Can you reproduce, unchanged, the lines of data below that run from the one containing "y-tick-label: 0 (49, 440, 58, 458)" through the one containing "x-tick-label: 0.8 (453, 459, 476, 476)", both included?

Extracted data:

--- start ---

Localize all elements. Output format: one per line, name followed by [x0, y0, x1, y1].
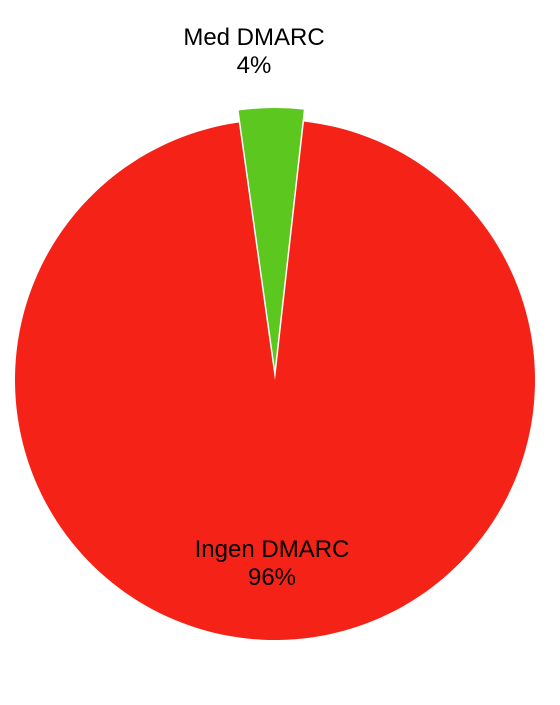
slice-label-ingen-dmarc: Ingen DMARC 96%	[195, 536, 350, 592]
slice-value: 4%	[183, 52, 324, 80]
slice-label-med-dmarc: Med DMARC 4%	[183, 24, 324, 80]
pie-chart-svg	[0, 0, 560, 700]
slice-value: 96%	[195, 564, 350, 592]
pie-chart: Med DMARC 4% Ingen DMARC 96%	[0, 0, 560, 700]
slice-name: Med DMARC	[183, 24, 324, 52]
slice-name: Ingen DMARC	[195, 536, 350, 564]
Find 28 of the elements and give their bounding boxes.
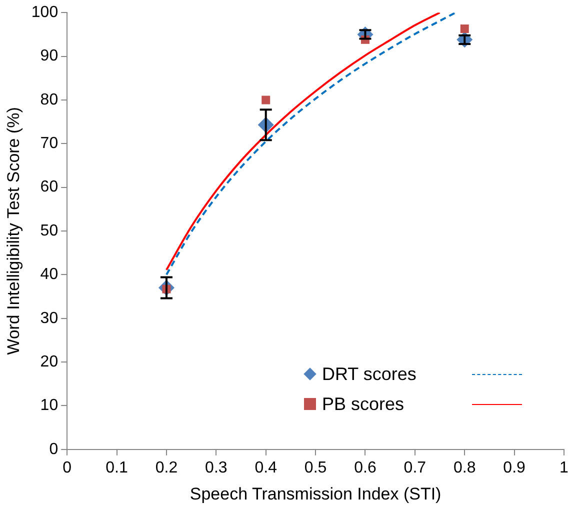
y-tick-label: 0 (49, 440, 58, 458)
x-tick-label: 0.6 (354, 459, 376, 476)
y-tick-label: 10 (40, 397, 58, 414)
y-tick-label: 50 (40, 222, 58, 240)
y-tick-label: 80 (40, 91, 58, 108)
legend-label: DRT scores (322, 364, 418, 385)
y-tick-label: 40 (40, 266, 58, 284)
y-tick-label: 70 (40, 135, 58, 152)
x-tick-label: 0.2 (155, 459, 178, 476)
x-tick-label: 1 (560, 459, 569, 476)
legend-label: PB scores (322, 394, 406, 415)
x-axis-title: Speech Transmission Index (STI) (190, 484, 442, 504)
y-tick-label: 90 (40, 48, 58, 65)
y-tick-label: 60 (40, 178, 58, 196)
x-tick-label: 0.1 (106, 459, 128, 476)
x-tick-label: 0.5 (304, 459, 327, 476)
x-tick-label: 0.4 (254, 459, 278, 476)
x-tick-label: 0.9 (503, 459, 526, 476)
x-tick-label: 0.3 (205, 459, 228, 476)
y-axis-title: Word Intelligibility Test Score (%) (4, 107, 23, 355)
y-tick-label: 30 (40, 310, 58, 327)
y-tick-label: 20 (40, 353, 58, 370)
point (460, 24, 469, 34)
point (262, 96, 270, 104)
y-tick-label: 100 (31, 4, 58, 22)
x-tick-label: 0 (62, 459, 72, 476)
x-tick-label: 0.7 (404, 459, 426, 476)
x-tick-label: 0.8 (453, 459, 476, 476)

--- end ---
--- start ---

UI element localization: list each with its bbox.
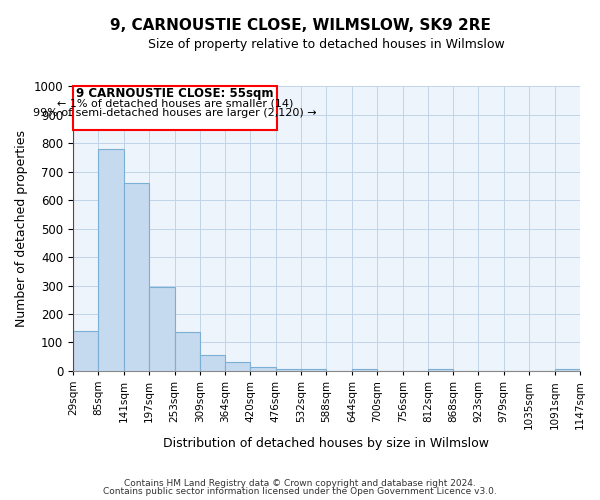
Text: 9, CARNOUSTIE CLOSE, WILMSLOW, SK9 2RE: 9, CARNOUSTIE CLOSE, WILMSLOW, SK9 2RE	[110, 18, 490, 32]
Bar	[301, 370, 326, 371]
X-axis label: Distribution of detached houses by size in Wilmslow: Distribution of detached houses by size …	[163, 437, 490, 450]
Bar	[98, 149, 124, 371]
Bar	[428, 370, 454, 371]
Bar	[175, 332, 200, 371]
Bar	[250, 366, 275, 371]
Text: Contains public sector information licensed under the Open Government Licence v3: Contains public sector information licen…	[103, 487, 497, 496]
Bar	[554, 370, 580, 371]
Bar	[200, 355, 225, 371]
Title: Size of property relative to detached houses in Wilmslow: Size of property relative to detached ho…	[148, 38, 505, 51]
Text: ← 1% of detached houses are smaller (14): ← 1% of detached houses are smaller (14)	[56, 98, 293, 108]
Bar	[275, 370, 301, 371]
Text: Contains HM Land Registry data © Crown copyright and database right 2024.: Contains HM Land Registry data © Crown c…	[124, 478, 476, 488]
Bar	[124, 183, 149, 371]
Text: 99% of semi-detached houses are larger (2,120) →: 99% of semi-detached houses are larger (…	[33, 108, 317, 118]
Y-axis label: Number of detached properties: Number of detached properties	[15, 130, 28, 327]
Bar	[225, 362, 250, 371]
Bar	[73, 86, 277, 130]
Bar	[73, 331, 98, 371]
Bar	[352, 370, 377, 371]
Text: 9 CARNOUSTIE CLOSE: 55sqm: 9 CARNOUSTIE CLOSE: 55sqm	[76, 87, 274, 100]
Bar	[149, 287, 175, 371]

--- end ---

## Exercise answer
y-tick-label: 0 (49, 440, 58, 458)
x-tick-label: 0.6 (354, 459, 376, 476)
y-tick-label: 10 (40, 397, 58, 414)
y-tick-label: 50 (40, 222, 58, 240)
y-tick-label: 80 (40, 91, 58, 108)
legend-label: DRT scores (322, 364, 418, 385)
y-tick-label: 40 (40, 266, 58, 284)
y-tick-label: 70 (40, 135, 58, 152)
x-tick-label: 0.2 (155, 459, 178, 476)
x-tick-label: 1 (560, 459, 569, 476)
legend-label: PB scores (322, 394, 406, 415)
x-axis-title: Speech Transmission Index (STI) (190, 484, 442, 504)
y-tick-label: 90 (40, 48, 58, 65)
y-tick-label: 60 (40, 178, 58, 196)
x-tick-label: 0.1 (106, 459, 128, 476)
x-tick-label: 0.5 (304, 459, 327, 476)
x-tick-label: 0.4 (254, 459, 278, 476)
x-tick-label: 0.9 (503, 459, 526, 476)
x-tick-label: 0.3 (205, 459, 228, 476)
y-axis-title: Word Intelligibility Test Score (%) (4, 107, 23, 355)
y-tick-label: 30 (40, 310, 58, 327)
y-tick-label: 20 (40, 353, 58, 370)
point (460, 24, 469, 34)
point (262, 96, 270, 104)
y-tick-label: 100 (31, 4, 58, 22)
x-tick-label: 0 (62, 459, 72, 476)
x-tick-label: 0.7 (404, 459, 426, 476)
x-tick-label: 0.8 (453, 459, 476, 476)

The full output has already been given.